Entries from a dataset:
▬▬▬

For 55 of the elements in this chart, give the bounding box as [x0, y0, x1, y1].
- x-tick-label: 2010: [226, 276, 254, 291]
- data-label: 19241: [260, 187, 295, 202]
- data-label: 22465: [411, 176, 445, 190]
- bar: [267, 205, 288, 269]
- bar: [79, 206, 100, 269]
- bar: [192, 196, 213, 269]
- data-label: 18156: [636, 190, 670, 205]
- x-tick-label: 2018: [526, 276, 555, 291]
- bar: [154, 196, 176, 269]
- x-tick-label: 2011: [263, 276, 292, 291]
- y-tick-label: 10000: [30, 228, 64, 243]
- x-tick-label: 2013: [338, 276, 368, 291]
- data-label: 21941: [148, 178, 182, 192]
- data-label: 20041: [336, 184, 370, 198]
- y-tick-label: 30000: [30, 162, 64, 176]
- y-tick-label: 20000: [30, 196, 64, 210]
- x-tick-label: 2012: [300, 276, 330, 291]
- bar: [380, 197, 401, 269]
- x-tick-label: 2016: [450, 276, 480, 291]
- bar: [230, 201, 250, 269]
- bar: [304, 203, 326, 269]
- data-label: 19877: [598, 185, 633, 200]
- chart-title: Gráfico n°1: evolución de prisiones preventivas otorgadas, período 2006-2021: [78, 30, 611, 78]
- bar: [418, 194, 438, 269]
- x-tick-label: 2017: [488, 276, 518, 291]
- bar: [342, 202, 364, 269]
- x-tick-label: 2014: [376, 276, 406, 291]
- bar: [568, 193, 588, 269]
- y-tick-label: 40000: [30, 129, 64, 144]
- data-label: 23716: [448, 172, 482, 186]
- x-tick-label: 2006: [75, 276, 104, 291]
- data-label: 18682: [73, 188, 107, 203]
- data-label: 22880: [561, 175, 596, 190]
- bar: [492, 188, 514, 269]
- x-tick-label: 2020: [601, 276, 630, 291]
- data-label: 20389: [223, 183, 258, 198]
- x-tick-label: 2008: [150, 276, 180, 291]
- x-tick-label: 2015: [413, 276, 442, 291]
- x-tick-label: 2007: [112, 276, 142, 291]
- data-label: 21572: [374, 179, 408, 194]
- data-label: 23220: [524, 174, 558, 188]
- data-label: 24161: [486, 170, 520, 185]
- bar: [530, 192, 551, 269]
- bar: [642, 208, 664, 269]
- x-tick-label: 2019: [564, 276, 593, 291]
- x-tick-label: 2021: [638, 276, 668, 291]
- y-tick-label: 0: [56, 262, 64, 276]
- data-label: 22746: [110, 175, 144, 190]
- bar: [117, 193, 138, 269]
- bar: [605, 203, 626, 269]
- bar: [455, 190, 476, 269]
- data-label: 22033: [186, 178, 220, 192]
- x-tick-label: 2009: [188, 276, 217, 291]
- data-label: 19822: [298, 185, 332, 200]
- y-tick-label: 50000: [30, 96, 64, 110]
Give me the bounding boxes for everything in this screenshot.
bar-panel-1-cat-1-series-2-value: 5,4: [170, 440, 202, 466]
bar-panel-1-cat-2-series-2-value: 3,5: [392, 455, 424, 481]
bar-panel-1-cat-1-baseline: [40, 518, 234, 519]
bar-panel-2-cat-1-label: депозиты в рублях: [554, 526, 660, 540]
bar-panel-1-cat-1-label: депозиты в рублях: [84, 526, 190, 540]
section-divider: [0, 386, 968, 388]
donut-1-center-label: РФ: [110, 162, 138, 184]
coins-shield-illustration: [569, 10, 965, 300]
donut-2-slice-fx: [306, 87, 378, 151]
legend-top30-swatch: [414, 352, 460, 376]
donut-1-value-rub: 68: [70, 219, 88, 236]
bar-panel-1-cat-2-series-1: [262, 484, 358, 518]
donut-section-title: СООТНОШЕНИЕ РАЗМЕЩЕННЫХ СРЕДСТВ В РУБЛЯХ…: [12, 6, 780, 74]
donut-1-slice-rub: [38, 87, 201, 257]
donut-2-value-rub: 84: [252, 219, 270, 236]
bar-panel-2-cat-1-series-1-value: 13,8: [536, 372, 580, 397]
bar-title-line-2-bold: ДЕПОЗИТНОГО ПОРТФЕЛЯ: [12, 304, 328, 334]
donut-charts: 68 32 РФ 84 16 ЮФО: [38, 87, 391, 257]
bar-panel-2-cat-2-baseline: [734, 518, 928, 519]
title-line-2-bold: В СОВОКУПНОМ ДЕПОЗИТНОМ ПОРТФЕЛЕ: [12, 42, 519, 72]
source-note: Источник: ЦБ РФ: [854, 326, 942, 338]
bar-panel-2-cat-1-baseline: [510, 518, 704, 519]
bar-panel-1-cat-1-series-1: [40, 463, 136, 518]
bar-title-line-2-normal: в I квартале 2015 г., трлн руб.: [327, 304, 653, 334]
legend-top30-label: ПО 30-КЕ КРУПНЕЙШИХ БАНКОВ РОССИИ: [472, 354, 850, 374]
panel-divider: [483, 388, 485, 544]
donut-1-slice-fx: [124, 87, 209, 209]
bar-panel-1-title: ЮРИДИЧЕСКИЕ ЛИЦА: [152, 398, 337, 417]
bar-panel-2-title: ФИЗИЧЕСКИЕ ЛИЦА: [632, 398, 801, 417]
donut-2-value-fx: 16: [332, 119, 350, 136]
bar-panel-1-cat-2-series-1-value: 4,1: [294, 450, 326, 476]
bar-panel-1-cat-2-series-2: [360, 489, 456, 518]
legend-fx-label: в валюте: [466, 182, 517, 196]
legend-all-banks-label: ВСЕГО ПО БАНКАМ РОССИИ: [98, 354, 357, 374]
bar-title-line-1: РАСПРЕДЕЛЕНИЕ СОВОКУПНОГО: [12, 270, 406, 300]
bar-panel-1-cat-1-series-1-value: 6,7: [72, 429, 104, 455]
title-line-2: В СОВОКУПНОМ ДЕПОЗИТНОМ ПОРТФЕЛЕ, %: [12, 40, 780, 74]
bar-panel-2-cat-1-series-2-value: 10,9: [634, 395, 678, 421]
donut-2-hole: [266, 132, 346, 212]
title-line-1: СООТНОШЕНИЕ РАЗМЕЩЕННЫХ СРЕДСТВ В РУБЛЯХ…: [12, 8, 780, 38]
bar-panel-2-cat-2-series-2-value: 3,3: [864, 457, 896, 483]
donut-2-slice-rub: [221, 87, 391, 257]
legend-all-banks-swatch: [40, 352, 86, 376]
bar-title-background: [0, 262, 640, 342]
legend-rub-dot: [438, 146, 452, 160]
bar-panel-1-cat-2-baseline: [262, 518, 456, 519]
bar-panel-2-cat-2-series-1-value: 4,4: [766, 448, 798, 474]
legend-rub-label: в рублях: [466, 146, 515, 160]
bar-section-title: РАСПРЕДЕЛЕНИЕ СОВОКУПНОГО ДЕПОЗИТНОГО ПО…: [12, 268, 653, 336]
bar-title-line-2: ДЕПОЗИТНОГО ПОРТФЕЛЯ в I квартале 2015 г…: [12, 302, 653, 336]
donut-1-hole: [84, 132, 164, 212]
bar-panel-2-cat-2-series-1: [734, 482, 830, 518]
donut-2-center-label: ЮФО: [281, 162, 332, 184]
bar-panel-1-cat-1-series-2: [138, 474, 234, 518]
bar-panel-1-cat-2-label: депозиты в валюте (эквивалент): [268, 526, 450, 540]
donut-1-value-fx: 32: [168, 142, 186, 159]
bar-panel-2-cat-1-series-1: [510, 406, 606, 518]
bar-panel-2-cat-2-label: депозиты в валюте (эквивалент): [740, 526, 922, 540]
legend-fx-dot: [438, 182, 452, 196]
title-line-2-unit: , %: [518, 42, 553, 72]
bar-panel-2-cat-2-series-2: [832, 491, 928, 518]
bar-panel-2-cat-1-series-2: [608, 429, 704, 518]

▬▬▬

### INSTRUCTIONS FOR THE TASK
Reproduce word for word the lines from the start of the records through the line containing "- data-label: 20389: [223, 183, 258, 198]", including both the first line and that one.

### TASK ANSWER
For 55 of the elements in this chart, give the bounding box as [x0, y0, x1, y1].
- x-tick-label: 2010: [226, 276, 254, 291]
- data-label: 19241: [260, 187, 295, 202]
- data-label: 22465: [411, 176, 445, 190]
- bar: [267, 205, 288, 269]
- bar: [79, 206, 100, 269]
- bar: [192, 196, 213, 269]
- data-label: 18156: [636, 190, 670, 205]
- x-tick-label: 2018: [526, 276, 555, 291]
- bar: [154, 196, 176, 269]
- x-tick-label: 2011: [263, 276, 292, 291]
- y-tick-label: 10000: [30, 228, 64, 243]
- x-tick-label: 2013: [338, 276, 368, 291]
- data-label: 21941: [148, 178, 182, 192]
- data-label: 20041: [336, 184, 370, 198]
- y-tick-label: 30000: [30, 162, 64, 176]
- y-tick-label: 20000: [30, 196, 64, 210]
- x-tick-label: 2012: [300, 276, 330, 291]
- bar: [380, 197, 401, 269]
- x-tick-label: 2016: [450, 276, 480, 291]
- bar: [230, 201, 250, 269]
- bar: [304, 203, 326, 269]
- data-label: 19877: [598, 185, 633, 200]
- chart-title: Gráfico n°1: evolución de prisiones preventivas otorgadas, período 2006-2021: [78, 30, 611, 78]
- bar: [418, 194, 438, 269]
- x-tick-label: 2017: [488, 276, 518, 291]
- bar: [342, 202, 364, 269]
- x-tick-label: 2014: [376, 276, 406, 291]
- bar: [568, 193, 588, 269]
- y-tick-label: 40000: [30, 129, 64, 144]
- data-label: 23716: [448, 172, 482, 186]
- x-tick-label: 2006: [75, 276, 104, 291]
- data-label: 18682: [73, 188, 107, 203]
- data-label: 22880: [561, 175, 596, 190]
- bar: [492, 188, 514, 269]
- x-tick-label: 2020: [601, 276, 630, 291]
- data-label: 20389: [223, 183, 258, 198]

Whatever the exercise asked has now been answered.